• **Dataset rows**:

★ ★ ★ ★ ★

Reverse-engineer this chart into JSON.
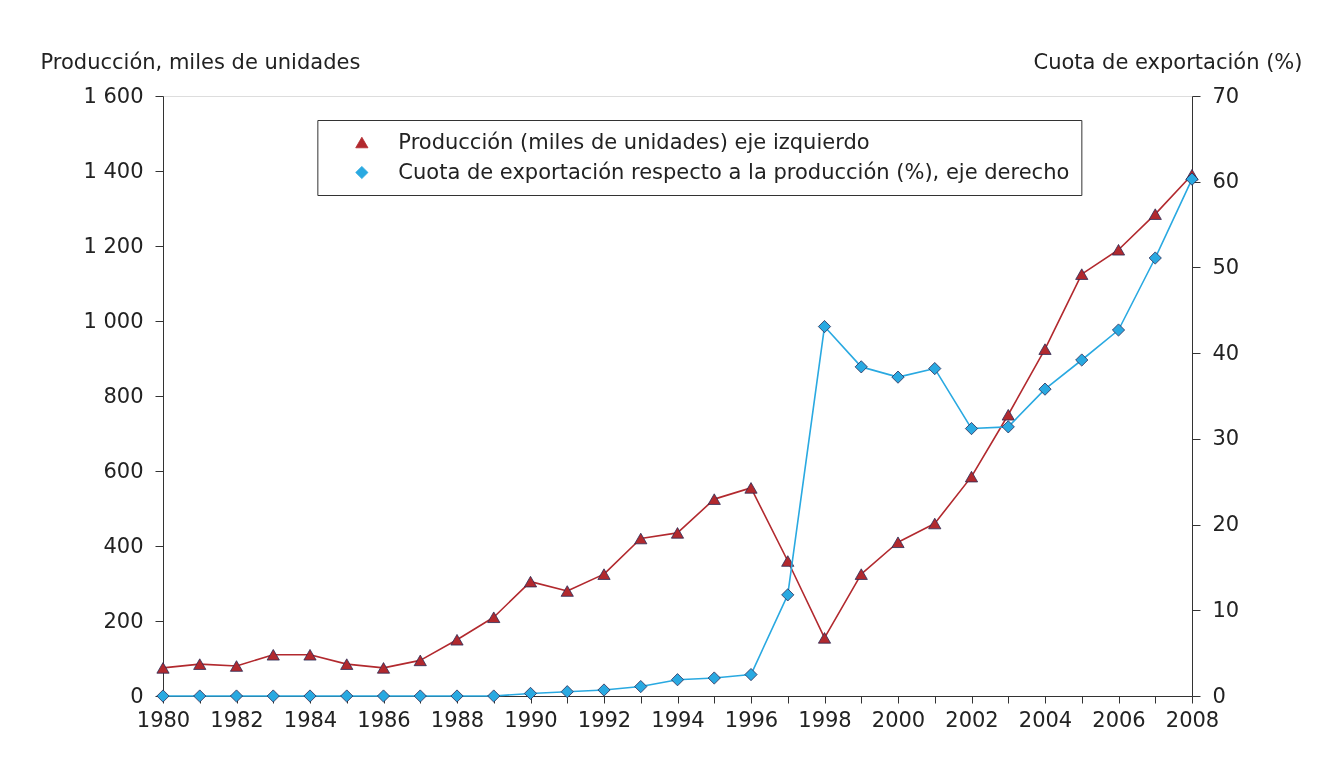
{
  "chart_data": {
    "type": "line",
    "x": [
      1980,
      1981,
      1982,
      1983,
      1984,
      1985,
      1986,
      1987,
      1988,
      1989,
      1990,
      1991,
      1992,
      1993,
      1994,
      1995,
      1996,
      1997,
      1998,
      1999,
      2000,
      2001,
      2002,
      2003,
      2004,
      2005,
      2006,
      2007,
      2008
    ],
    "xlim": [
      1980,
      2008
    ],
    "xticks": [
      1980,
      {
        "value": 1981,
        "label": null
      },
      1982,
      {
        "value": 1983,
        "label": null
      },
      1984,
      {
        "value": 1985,
        "label": null
      },
      1986,
      {
        "value": 1987,
        "label": null
      },
      1988,
      {
        "value": 1989,
        "label": null
      },
      1990,
      {
        "value": 1991,
        "label": null
      },
      1992,
      {
        "value": 1993,
        "label": null
      },
      1994,
      {
        "value": 1995,
        "label": null
      },
      1996,
      {
        "value": 1997,
        "label": null
      },
      1998,
      {
        "value": 1999,
        "label": null
      },
      2000,
      {
        "value": 2001,
        "label": null
      },
      2002,
      {
        "value": 2003,
        "label": null
      },
      2004,
      {
        "value": 2005,
        "label": null
      },
      2006,
      {
        "value": 2007,
        "label": null
      },
      2008
    ],
    "ylim": [
      0,
      1600
    ],
    "yticks": [
      0,
      200,
      400,
      600,
      800,
      {
        "value": 1000,
        "label": "1 000"
      },
      {
        "value": 1200,
        "label": "1 200"
      },
      {
        "value": 1400,
        "label": "1 400"
      },
      {
        "value": 1600,
        "label": "1 600"
      }
    ],
    "y2lim": [
      0,
      70
    ],
    "y2ticks": [
      0,
      10,
      20,
      30,
      40,
      50,
      60,
      70
    ],
    "ylabel": "Producción, miles de unidades",
    "y2label": "Cuota de exportación (%)",
    "series": [
      {
        "name": "Producción (miles de unidades) eje izquierdo",
        "color": "#b2292e",
        "marker": "triangle",
        "values": [
          75,
          85,
          80,
          110,
          110,
          85,
          75,
          95,
          150,
          210,
          305,
          280,
          325,
          420,
          435,
          525,
          555,
          360,
          155,
          325,
          410,
          460,
          585,
          750,
          925,
          1125,
          1190,
          1285,
          1390
        ]
      },
      {
        "name": "Cuota de exportación respecto a la producción (%), eje derecho",
        "color": "#29a9e1",
        "marker": "diamond",
        "axis": "y2",
        "values": [
          0,
          0,
          0,
          0,
          0,
          0,
          0,
          0,
          0,
          0,
          0.3,
          0.5,
          0.7,
          1.1,
          1.9,
          2.1,
          2.5,
          11.8,
          43.1,
          38.4,
          37.2,
          38.2,
          31.2,
          31.4,
          35.8,
          39.2,
          42.7,
          51.1,
          60.3
        ]
      }
    ],
    "legend": "top",
    "grid": false,
    "line_style": "solid"
  }
}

★ ★ ★ ★ ★

• **Problem to solve**: Images in the records should not be copied. Repeat all the rest exactly.

• **Complete answer**:
Reverse-engineer this chart into JSON.
{
  "chart_data": {
    "type": "line",
    "x": [
      1980,
      1981,
      1982,
      1983,
      1984,
      1985,
      1986,
      1987,
      1988,
      1989,
      1990,
      1991,
      1992,
      1993,
      1994,
      1995,
      1996,
      1997,
      1998,
      1999,
      2000,
      2001,
      2002,
      2003,
      2004,
      2005,
      2006,
      2007,
      2008
    ],
    "xlim": [
      1980,
      2008
    ],
    "xticks": [
      1980,
      {
        "value": 1981,
        "label": null
      },
      1982,
      {
        "value": 1983,
        "label": null
      },
      1984,
      {
        "value": 1985,
        "label": null
      },
      1986,
      {
        "value": 1987,
        "label": null
      },
      1988,
      {
        "value": 1989,
        "label": null
      },
      1990,
      {
        "value": 1991,
        "label": null
      },
      1992,
      {
        "value": 1993,
        "label": null
      },
      1994,
      {
        "value": 1995,
        "label": null
      },
      1996,
      {
        "value": 1997,
        "label": null
      },
      1998,
      {
        "value": 1999,
        "label": null
      },
      2000,
      {
        "value": 2001,
        "label": null
      },
      2002,
      {
        "value": 2003,
        "label": null
      },
      2004,
      {
        "value": 2005,
        "label": null
      },
      2006,
      {
        "value": 2007,
        "label": null
      },
      2008
    ],
    "ylim": [
      0,
      1600
    ],
    "yticks": [
      0,
      200,
      400,
      600,
      800,
      {
        "value": 1000,
        "label": "1 000"
      },
      {
        "value": 1200,
        "label": "1 200"
      },
      {
        "value": 1400,
        "label": "1 400"
      },
      {
        "value": 1600,
        "label": "1 600"
      }
    ],
    "y2lim": [
      0,
      70
    ],
    "y2ticks": [
      0,
      10,
      20,
      30,
      40,
      50,
      60,
      70
    ],
    "ylabel": "Producción, miles de unidades",
    "y2label": "Cuota de exportación (%)",
    "series": [
      {
        "name": "Producción (miles de unidades) eje izquierdo",
        "color": "#b2292e",
        "marker": "triangle",
        "values": [
          75,
          85,
          80,
          110,
          110,
          85,
          75,
          95,
          150,
          210,
          305,
          280,
          325,
          420,
          435,
          525,
          555,
          360,
          155,
          325,
          410,
          460,
          585,
          750,
          925,
          1125,
          1190,
          1285,
          1390
        ]
      },
      {
        "name": "Cuota de exportación respecto a la producción (%), eje derecho",
        "color": "#29a9e1",
        "marker": "diamond",
        "axis": "y2",
        "values": [
          0,
          0,
          0,
          0,
          0,
          0,
          0,
          0,
          0,
          0,
          0.3,
          0.5,
          0.7,
          1.1,
          1.9,
          2.1,
          2.5,
          11.8,
          43.1,
          38.4,
          37.2,
          38.2,
          31.2,
          31.4,
          35.8,
          39.2,
          42.7,
          51.1,
          60.3
        ]
      }
    ],
    "legend": "top",
    "grid": false,
    "line_style": "solid"
  }
}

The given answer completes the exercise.